Stored entries
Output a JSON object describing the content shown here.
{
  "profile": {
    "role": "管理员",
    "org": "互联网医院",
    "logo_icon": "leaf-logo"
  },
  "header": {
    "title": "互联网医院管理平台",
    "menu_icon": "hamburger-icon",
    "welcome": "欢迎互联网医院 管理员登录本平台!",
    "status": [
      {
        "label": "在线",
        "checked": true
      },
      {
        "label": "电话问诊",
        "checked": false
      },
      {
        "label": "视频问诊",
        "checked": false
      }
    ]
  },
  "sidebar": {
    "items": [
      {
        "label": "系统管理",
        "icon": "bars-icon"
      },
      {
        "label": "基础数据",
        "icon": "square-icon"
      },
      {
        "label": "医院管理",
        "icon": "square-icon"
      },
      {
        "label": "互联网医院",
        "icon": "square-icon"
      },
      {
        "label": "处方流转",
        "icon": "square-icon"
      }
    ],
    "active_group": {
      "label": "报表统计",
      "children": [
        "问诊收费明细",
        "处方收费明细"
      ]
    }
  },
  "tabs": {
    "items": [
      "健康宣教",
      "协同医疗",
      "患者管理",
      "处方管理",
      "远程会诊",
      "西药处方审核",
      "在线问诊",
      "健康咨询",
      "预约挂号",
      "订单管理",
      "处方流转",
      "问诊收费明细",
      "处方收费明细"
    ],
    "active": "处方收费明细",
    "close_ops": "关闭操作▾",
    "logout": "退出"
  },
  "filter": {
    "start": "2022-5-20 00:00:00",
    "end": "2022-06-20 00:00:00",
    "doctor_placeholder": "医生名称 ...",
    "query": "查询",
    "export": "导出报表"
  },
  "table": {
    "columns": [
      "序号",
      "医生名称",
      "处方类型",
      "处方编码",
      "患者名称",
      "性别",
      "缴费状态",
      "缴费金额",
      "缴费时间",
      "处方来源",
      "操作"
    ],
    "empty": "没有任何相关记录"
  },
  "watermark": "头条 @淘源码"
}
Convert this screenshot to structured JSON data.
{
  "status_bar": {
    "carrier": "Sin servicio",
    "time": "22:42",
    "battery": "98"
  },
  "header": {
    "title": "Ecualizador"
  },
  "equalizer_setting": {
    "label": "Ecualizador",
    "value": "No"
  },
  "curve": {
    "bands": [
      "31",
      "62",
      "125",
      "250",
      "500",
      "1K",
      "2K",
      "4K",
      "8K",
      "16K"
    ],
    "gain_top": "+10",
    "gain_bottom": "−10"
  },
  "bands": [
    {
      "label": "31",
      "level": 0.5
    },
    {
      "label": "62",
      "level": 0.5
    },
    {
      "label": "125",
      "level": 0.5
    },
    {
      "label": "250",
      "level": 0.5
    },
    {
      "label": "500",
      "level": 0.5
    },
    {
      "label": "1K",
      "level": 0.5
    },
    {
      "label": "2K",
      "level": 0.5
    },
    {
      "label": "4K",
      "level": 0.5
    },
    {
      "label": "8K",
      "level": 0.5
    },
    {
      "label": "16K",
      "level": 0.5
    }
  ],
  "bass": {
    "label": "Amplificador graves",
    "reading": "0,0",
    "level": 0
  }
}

→ **PROBLEM REQUIREMENTS**:
Check the data for the word "title" and pull out the lines that have it.

→ **ANSWER TO THIS EXERCISE**:
    "title": "互联网医院管理平台",
    "title": "Ecualizador"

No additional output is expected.